INSTRUCTIONS FOR THE TASK: Leave out the pictures and repeat everything else in the records exactly.

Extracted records
--

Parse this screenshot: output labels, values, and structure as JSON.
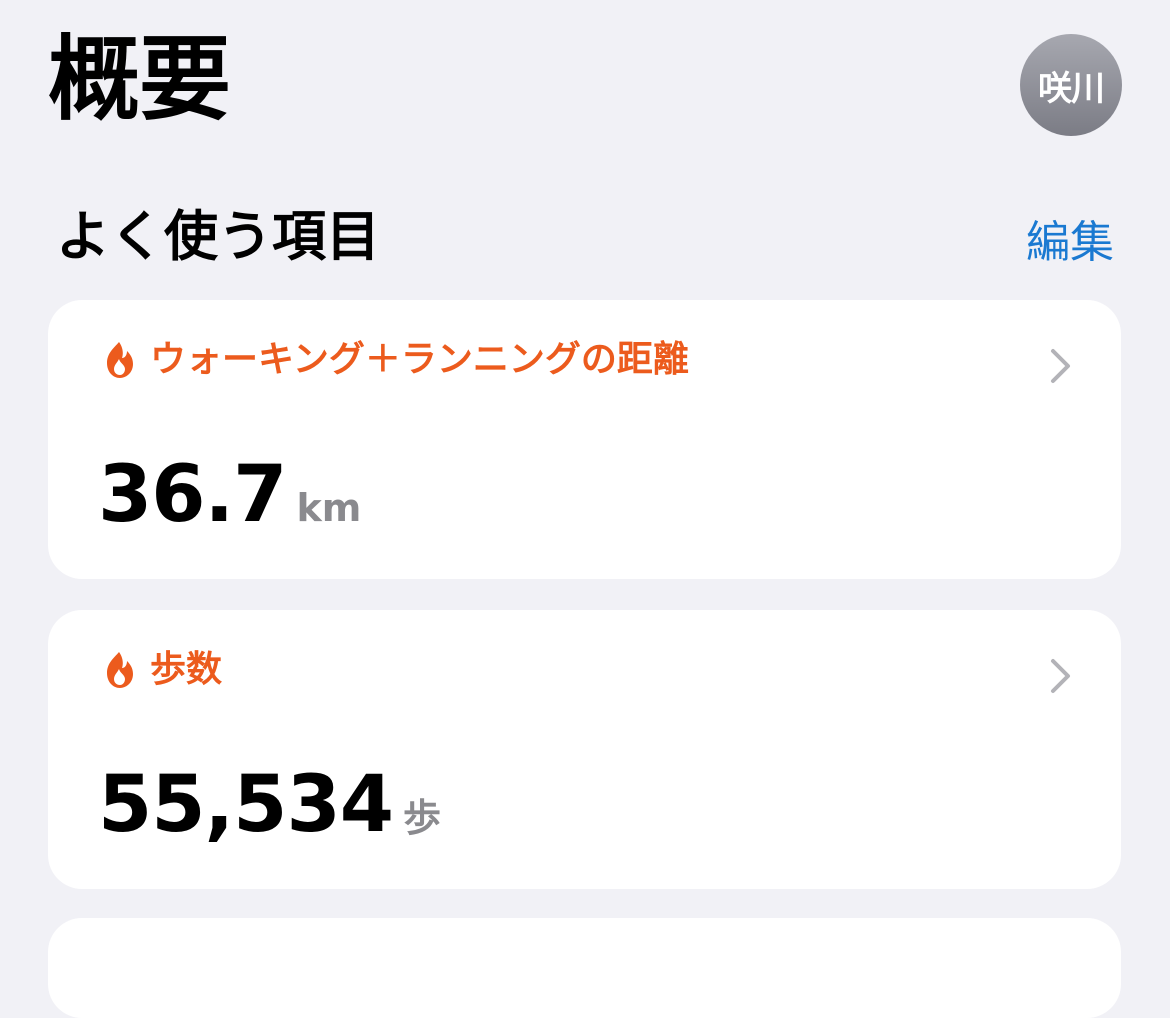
{
  "header": {
    "title": "概要",
    "avatar_text": "咲川"
  },
  "favorites": {
    "title": "よく使う項目",
    "edit_label": "編集"
  },
  "cards": [
    {
      "title": "ウォーキング＋ランニングの距離",
      "value": "36.7",
      "unit": "km",
      "icon": "flame-icon"
    },
    {
      "title": "歩数",
      "value": "55,534",
      "unit": "歩",
      "icon": "flame-icon"
    }
  ],
  "colors": {
    "background": "#f1f1f6",
    "accent_orange": "#ec5b1d",
    "link_blue": "#1a79d1",
    "unit_gray": "#8a8a8e"
  }
}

--

EXERCISE RESPONSE:
Parse this screenshot: output labels, values, and structure as JSON.
{
  "header": {
    "title": "概要",
    "avatar_text": "咲川"
  },
  "favorites": {
    "title": "よく使う項目",
    "edit_label": "編集"
  },
  "cards": [
    {
      "title": "ウォーキング＋ランニングの距離",
      "value": "36.7",
      "unit": "km",
      "icon": "flame-icon"
    },
    {
      "title": "歩数",
      "value": "55,534",
      "unit": "歩",
      "icon": "flame-icon"
    }
  ],
  "colors": {
    "background": "#f1f1f6",
    "accent_orange": "#ec5b1d",
    "link_blue": "#1a79d1",
    "unit_gray": "#8a8a8e"
  }
}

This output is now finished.